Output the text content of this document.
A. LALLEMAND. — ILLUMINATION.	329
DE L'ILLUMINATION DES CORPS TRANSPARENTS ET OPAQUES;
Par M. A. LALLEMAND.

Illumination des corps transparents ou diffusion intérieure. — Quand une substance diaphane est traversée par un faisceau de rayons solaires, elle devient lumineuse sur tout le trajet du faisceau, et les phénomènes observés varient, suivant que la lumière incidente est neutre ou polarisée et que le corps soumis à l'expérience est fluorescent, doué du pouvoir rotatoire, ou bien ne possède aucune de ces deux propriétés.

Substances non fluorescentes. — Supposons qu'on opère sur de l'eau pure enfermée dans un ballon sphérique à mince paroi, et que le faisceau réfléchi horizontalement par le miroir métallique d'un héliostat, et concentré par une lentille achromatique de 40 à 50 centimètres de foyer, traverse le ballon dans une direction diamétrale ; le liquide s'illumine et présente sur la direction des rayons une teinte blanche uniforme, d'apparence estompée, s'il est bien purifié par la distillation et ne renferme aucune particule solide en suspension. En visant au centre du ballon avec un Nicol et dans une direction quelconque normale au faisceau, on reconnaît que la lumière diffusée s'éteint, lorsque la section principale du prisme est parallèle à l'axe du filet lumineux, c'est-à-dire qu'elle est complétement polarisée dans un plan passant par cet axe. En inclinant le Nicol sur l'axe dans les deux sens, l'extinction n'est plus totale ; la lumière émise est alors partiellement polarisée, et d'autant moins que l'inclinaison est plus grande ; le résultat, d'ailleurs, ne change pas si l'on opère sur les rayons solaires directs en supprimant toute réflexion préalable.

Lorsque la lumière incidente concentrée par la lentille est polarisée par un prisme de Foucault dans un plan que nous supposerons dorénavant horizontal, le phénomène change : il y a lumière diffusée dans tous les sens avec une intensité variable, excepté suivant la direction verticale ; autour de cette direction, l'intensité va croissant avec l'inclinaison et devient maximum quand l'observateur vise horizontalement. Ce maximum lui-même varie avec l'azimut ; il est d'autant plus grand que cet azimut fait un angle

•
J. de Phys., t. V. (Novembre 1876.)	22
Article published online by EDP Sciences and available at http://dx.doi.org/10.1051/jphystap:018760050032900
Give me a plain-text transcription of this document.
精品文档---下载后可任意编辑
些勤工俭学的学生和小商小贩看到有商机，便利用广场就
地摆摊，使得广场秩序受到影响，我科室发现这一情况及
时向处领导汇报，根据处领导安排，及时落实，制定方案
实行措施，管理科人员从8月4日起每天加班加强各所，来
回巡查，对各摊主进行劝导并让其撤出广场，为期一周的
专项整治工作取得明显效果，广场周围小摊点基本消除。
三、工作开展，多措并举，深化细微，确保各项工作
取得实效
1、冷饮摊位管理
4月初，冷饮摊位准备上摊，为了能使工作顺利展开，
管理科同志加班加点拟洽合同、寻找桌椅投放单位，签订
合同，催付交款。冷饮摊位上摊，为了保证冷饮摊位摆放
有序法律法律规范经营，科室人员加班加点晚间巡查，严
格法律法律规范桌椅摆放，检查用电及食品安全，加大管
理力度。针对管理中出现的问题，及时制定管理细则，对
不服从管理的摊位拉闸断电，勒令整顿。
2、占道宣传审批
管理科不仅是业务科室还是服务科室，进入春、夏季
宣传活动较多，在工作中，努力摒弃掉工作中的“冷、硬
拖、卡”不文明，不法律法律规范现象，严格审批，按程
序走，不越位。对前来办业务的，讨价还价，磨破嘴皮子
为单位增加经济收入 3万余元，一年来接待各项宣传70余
▬▬▬▬▬▬▬▬▬▬
[Written problem] Give all the records again. Match them exactly.

[Worked answer]
Output the text content of this document.
A. LALLEMAND. — ILLUMINATION.	329
DE L'ILLUMINATION DES CORPS TRANSPARENTS ET OPAQUES;
Par M. A. LALLEMAND.

Illumination des corps transparents ou diffusion intérieure. — Quand une substance diaphane est traversée par un faisceau de rayons solaires, elle devient lumineuse sur tout le trajet du faisceau, et les phénomènes observés varient, suivant que la lumière incidente est neutre ou polarisée et que le corps soumis à l'expérience est fluorescent, doué du pouvoir rotatoire, ou bien ne possède aucune de ces deux propriétés.

Substances non fluorescentes. — Supposons qu'on opère sur de l'eau pure enfermée dans un ballon sphérique à mince paroi, et que le faisceau réfléchi horizontalement par le miroir métallique d'un héliostat, et concentré par une lentille achromatique de 40 à 50 centimètres de foyer, traverse le ballon dans une direction diamétrale ; le liquide s'illumine et présente sur la direction des rayons une teinte blanche uniforme, d'apparence estompée, s'il est bien purifié par la distillation et ne renferme aucune particule solide en suspension. En visant au centre du ballon avec un Nicol et dans une direction quelconque normale au faisceau, on reconnaît que la lumière diffusée s'éteint, lorsque la section principale du prisme est parallèle à l'axe du filet lumineux, c'est-à-dire qu'elle est complétement polarisée dans un plan passant par cet axe. En inclinant le Nicol sur l'axe dans les deux sens, l'extinction n'est plus totale ; la lumière émise est alors partiellement polarisée, et d'autant moins que l'inclinaison est plus grande ; le résultat, d'ailleurs, ne change pas si l'on opère sur les rayons solaires directs en supprimant toute réflexion préalable.

Lorsque la lumière incidente concentrée par la lentille est polarisée par un prisme de Foucault dans un plan que nous supposerons dorénavant horizontal, le phénomène change : il y a lumière diffusée dans tous les sens avec une intensité variable, excepté suivant la direction verticale ; autour de cette direction, l'intensité va croissant avec l'inclinaison et devient maximum quand l'observateur vise horizontalement. Ce maximum lui-même varie avec l'azimut ; il est d'autant plus grand que cet azimut fait un angle

•
J. de Phys., t. V. (Novembre 1876.)	22
Article published online by EDP Sciences and available at http://dx.doi.org/10.1051/jphystap:018760050032900
Give me a plain-text transcription of this document.
精品文档---下载后可任意编辑
些勤工俭学的学生和小商小贩看到有商机，便利用广场就
地摆摊，使得广场秩序受到影响，我科室发现这一情况及
时向处领导汇报，根据处领导安排，及时落实，制定方案
实行措施，管理科人员从8月4日起每天加班加强各所，来
回巡查，对各摊主进行劝导并让其撤出广场，为期一周的
专项整治工作取得明显效果，广场周围小摊点基本消除。
三、工作开展，多措并举，深化细微，确保各项工作
取得实效
1、冷饮摊位管理
4月初，冷饮摊位准备上摊，为了能使工作顺利展开，
管理科同志加班加点拟洽合同、寻找桌椅投放单位，签订
合同，催付交款。冷饮摊位上摊，为了保证冷饮摊位摆放
有序法律法律规范经营，科室人员加班加点晚间巡查，严
格法律法律规范桌椅摆放，检查用电及食品安全，加大管
理力度。针对管理中出现的问题，及时制定管理细则，对
不服从管理的摊位拉闸断电，勒令整顿。
2、占道宣传审批
管理科不仅是业务科室还是服务科室，进入春、夏季
宣传活动较多，在工作中，努力摒弃掉工作中的“冷、硬
拖、卡”不文明，不法律法律规范现象，严格审批，按程
序走，不越位。对前来办业务的，讨价还价，磨破嘴皮子
为单位增加经济收入 3万余元，一年来接待各项宣传70余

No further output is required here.